A run of records:
════

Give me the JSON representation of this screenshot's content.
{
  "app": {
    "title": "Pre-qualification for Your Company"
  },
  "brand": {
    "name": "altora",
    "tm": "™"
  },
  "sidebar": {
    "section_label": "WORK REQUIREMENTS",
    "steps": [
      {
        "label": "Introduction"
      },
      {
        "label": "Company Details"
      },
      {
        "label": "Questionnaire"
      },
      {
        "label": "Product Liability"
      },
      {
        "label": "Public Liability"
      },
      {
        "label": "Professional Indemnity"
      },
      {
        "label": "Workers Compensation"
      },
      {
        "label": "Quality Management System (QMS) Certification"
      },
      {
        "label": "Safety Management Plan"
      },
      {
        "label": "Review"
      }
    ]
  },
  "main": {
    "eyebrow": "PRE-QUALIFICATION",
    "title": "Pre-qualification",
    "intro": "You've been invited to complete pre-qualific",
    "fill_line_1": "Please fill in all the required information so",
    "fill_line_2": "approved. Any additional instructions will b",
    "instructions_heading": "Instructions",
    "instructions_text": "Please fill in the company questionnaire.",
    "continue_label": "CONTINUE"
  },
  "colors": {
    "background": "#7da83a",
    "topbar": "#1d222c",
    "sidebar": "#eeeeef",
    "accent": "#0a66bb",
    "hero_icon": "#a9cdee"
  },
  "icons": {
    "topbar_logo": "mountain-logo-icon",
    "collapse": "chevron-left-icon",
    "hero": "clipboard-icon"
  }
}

════

CHALLENGE | Only the number is needed: state how many lines in the listing contain "Please".

PROBLEM SOLUTION | 2